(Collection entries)
++++
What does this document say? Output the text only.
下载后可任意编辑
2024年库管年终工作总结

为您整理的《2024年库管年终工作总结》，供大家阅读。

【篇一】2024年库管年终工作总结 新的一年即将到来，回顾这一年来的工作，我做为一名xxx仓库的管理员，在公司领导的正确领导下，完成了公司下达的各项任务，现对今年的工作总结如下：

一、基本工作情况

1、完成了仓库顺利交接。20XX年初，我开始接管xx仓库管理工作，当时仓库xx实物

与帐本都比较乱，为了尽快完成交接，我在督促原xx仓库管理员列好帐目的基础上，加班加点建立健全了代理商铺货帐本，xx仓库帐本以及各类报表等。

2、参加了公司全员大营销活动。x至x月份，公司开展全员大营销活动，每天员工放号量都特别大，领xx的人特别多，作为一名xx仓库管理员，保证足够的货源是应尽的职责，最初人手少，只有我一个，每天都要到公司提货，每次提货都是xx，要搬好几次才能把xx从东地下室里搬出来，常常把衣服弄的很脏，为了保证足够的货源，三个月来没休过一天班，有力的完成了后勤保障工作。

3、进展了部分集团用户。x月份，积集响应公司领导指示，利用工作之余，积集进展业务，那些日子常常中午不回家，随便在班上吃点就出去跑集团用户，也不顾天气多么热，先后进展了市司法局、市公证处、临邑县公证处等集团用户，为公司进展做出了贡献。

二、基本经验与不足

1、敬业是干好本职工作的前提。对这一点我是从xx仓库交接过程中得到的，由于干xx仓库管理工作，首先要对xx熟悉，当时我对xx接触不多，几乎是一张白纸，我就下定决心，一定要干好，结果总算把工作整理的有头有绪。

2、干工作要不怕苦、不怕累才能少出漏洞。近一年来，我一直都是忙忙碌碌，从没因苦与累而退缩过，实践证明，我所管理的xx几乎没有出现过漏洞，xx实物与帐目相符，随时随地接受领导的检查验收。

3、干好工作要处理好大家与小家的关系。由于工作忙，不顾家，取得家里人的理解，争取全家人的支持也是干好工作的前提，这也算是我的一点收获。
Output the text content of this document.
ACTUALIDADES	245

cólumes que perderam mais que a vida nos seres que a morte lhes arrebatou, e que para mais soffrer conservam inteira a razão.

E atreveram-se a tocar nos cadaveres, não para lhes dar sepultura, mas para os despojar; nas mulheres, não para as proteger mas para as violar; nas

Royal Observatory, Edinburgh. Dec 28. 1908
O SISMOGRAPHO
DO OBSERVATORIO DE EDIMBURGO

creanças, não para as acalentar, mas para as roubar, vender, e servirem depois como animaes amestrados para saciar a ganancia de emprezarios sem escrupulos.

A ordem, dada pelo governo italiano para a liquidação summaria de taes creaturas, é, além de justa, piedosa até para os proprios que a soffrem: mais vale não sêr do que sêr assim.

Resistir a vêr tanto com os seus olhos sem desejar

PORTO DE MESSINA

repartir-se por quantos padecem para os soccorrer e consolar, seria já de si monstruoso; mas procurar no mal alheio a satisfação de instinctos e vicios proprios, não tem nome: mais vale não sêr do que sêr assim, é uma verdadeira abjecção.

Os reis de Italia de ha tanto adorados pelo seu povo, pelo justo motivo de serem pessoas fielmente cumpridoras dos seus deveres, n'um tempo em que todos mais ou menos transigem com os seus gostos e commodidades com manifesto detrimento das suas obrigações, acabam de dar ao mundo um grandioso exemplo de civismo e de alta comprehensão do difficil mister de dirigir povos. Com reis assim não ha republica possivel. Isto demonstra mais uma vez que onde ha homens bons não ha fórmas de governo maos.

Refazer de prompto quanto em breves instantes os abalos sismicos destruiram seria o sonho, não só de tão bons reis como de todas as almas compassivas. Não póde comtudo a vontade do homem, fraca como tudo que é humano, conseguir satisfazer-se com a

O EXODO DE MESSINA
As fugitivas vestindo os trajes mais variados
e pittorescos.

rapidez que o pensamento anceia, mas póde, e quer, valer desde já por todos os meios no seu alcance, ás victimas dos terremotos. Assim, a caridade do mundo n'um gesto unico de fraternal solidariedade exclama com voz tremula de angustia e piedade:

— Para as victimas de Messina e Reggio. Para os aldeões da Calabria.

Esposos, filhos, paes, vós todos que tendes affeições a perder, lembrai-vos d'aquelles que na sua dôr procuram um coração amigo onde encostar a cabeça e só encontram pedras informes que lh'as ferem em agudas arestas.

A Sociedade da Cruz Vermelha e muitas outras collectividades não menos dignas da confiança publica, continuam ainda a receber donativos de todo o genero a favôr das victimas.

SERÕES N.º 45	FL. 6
++++
Extract the full set of entries word for word.

- Response to the task:
What does this document say? Output the text only.
下载后可任意编辑
2024年库管年终工作总结

为您整理的《2024年库管年终工作总结》，供大家阅读。

【篇一】2024年库管年终工作总结 新的一年即将到来，回顾这一年来的工作，我做为一名xxx仓库的管理员，在公司领导的正确领导下，完成了公司下达的各项任务，现对今年的工作总结如下：

一、基本工作情况

1、完成了仓库顺利交接。20XX年初，我开始接管xx仓库管理工作，当时仓库xx实物

与帐本都比较乱，为了尽快完成交接，我在督促原xx仓库管理员列好帐目的基础上，加班加点建立健全了代理商铺货帐本，xx仓库帐本以及各类报表等。

2、参加了公司全员大营销活动。x至x月份，公司开展全员大营销活动，每天员工放号量都特别大，领xx的人特别多，作为一名xx仓库管理员，保证足够的货源是应尽的职责，最初人手少，只有我一个，每天都要到公司提货，每次提货都是xx，要搬好几次才能把xx从东地下室里搬出来，常常把衣服弄的很脏，为了保证足够的货源，三个月来没休过一天班，有力的完成了后勤保障工作。

3、进展了部分集团用户。x月份，积集响应公司领导指示，利用工作之余，积集进展业务，那些日子常常中午不回家，随便在班上吃点就出去跑集团用户，也不顾天气多么热，先后进展了市司法局、市公证处、临邑县公证处等集团用户，为公司进展做出了贡献。

二、基本经验与不足

1、敬业是干好本职工作的前提。对这一点我是从xx仓库交接过程中得到的，由于干xx仓库管理工作，首先要对xx熟悉，当时我对xx接触不多，几乎是一张白纸，我就下定决心，一定要干好，结果总算把工作整理的有头有绪。

2、干工作要不怕苦、不怕累才能少出漏洞。近一年来，我一直都是忙忙碌碌，从没因苦与累而退缩过，实践证明，我所管理的xx几乎没有出现过漏洞，xx实物与帐目相符，随时随地接受领导的检查验收。

3、干好工作要处理好大家与小家的关系。由于工作忙，不顾家，取得家里人的理解，争取全家人的支持也是干好工作的前提，这也算是我的一点收获。
Output the text content of this document.
ACTUALIDADES	245

cólumes que perderam mais que a vida nos seres que a morte lhes arrebatou, e que para mais soffrer conservam inteira a razão.

E atreveram-se a tocar nos cadaveres, não para lhes dar sepultura, mas para os despojar; nas mulheres, não para as proteger mas para as violar; nas

Royal Observatory, Edinburgh. Dec 28. 1908
O SISMOGRAPHO
DO OBSERVATORIO DE EDIMBURGO

creanças, não para as acalentar, mas para as roubar, vender, e servirem depois como animaes amestrados para saciar a ganancia de emprezarios sem escrupulos.

A ordem, dada pelo governo italiano para a liquidação summaria de taes creaturas, é, além de justa, piedosa até para os proprios que a soffrem: mais vale não sêr do que sêr assim.

Resistir a vêr tanto com os seus olhos sem desejar

PORTO DE MESSINA

repartir-se por quantos padecem para os soccorrer e consolar, seria já de si monstruoso; mas procurar no mal alheio a satisfação de instinctos e vicios proprios, não tem nome: mais vale não sêr do que sêr assim, é uma verdadeira abjecção.

Os reis de Italia de ha tanto adorados pelo seu povo, pelo justo motivo de serem pessoas fielmente cumpridoras dos seus deveres, n'um tempo em que todos mais ou menos transigem com os seus gostos e commodidades com manifesto detrimento das suas obrigações, acabam de dar ao mundo um grandioso exemplo de civismo e de alta comprehensão do difficil mister de dirigir povos. Com reis assim não ha republica possivel. Isto demonstra mais uma vez que onde ha homens bons não ha fórmas de governo maos.

Refazer de prompto quanto em breves instantes os abalos sismicos destruiram seria o sonho, não só de tão bons reis como de todas as almas compassivas. Não póde comtudo a vontade do homem, fraca como tudo que é humano, conseguir satisfazer-se com a

O EXODO DE MESSINA
As fugitivas vestindo os trajes mais variados
e pittorescos.

rapidez que o pensamento anceia, mas póde, e quer, valer desde já por todos os meios no seu alcance, ás victimas dos terremotos. Assim, a caridade do mundo n'um gesto unico de fraternal solidariedade exclama com voz tremula de angustia e piedade:

— Para as victimas de Messina e Reggio. Para os aldeões da Calabria.

Esposos, filhos, paes, vós todos que tendes affeições a perder, lembrai-vos d'aquelles que na sua dôr procuram um coração amigo onde encostar a cabeça e só encontram pedras informes que lh'as ferem em agudas arestas.

A Sociedade da Cruz Vermelha e muitas outras collectividades não menos dignas da confiança publica, continuam ainda a receber donativos de todo o genero a favôr das victimas.

SERÕES N.º 45	FL. 6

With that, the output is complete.